Show each line from the listing that includes the word "classifier".

start

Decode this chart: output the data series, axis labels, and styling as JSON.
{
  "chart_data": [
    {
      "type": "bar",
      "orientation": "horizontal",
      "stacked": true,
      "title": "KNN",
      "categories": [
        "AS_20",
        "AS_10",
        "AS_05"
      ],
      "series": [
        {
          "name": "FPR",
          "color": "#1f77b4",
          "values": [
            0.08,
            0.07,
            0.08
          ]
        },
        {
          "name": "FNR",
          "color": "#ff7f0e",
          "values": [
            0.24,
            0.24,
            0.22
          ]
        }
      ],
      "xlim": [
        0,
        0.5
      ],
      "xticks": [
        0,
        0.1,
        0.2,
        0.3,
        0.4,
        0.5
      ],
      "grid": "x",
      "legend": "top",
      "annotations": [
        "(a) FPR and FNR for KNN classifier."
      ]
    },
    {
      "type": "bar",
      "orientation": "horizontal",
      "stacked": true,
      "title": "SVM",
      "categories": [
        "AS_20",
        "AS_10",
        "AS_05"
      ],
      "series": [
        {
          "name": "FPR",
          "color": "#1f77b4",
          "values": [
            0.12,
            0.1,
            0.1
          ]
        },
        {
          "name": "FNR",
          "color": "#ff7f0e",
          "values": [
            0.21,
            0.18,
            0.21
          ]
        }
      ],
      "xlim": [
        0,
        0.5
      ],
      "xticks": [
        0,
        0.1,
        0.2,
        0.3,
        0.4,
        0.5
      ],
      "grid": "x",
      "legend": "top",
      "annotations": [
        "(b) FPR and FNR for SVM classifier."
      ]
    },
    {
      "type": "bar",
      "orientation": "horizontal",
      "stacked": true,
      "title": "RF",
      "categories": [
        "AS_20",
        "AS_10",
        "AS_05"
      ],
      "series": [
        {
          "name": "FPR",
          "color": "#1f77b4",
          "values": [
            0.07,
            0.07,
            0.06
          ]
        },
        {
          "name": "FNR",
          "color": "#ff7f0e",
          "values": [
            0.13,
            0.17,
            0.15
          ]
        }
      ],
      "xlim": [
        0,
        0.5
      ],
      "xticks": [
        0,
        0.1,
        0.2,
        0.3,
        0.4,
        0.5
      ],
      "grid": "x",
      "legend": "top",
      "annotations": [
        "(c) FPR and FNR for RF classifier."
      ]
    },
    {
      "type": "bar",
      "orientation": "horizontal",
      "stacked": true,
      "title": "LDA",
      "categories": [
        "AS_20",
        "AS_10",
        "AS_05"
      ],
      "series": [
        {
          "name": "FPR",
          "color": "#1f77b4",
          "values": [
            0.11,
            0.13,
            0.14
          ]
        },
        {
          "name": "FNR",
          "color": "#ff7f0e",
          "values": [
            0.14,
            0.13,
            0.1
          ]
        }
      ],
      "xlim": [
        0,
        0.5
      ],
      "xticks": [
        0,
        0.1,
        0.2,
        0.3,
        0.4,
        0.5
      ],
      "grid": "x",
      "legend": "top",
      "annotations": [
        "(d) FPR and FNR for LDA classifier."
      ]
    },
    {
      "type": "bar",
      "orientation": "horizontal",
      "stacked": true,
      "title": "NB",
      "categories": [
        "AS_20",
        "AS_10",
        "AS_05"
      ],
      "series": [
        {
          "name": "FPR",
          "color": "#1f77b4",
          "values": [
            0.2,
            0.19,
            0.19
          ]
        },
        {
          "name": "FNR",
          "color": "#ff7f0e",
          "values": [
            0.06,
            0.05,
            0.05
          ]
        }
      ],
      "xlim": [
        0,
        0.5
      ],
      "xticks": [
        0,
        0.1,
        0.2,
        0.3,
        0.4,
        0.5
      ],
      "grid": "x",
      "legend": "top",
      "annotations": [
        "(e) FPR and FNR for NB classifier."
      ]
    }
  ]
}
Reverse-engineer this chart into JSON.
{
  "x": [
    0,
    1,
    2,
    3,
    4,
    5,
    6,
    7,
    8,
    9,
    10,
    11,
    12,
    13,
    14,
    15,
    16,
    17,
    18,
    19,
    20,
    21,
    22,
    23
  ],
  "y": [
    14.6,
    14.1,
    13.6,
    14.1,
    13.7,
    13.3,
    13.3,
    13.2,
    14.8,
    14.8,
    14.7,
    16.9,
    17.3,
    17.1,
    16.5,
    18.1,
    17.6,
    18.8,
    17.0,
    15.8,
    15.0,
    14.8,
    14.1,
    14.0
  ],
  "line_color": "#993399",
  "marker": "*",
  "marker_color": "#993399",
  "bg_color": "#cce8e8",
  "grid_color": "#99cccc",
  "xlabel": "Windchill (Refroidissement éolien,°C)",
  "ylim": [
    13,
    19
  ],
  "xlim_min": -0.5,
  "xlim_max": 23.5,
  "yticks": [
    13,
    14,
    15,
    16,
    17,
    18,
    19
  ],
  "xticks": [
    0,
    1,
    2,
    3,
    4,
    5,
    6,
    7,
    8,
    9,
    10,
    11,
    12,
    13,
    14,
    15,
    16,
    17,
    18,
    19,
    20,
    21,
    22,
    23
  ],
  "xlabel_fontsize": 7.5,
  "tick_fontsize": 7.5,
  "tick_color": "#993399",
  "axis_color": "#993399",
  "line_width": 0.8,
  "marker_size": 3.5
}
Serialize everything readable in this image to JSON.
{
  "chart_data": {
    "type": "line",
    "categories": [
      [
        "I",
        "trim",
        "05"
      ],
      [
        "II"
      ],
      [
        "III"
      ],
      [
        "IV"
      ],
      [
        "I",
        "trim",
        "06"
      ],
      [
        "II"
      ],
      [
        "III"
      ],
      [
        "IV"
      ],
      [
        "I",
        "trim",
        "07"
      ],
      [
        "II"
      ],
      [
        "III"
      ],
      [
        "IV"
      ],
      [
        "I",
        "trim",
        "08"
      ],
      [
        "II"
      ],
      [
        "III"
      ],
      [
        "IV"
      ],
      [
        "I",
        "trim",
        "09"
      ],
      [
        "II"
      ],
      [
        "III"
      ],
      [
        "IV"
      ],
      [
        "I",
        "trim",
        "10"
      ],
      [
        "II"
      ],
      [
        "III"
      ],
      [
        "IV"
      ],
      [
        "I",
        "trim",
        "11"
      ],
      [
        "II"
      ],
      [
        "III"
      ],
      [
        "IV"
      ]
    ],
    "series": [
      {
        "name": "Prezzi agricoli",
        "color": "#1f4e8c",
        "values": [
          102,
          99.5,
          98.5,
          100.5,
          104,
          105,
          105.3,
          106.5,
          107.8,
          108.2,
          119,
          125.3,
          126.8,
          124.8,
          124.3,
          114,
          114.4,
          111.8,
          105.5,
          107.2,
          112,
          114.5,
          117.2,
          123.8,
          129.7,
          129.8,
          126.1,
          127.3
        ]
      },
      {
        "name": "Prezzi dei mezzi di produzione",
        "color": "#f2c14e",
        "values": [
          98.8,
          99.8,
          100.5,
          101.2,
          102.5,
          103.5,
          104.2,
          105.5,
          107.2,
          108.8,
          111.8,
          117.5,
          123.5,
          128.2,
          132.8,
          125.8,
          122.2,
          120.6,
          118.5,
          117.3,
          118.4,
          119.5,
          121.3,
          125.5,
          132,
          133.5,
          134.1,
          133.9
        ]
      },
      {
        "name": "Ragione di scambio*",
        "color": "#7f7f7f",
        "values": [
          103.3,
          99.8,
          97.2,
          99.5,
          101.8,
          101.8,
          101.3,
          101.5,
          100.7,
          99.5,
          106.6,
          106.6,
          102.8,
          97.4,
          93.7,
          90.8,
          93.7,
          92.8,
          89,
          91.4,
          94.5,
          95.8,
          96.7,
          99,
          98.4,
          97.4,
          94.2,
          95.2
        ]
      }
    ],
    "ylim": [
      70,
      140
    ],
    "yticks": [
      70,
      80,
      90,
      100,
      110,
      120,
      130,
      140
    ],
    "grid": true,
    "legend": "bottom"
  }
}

end

EXERCISE SOLUTION:
        "(a) FPR and FNR for KNN classifier."
        "(b) FPR and FNR for SVM classifier."
        "(c) FPR and FNR for RF classifier."
        "(d) FPR and FNR for LDA classifier."
        "(e) FPR and FNR for NB classifier."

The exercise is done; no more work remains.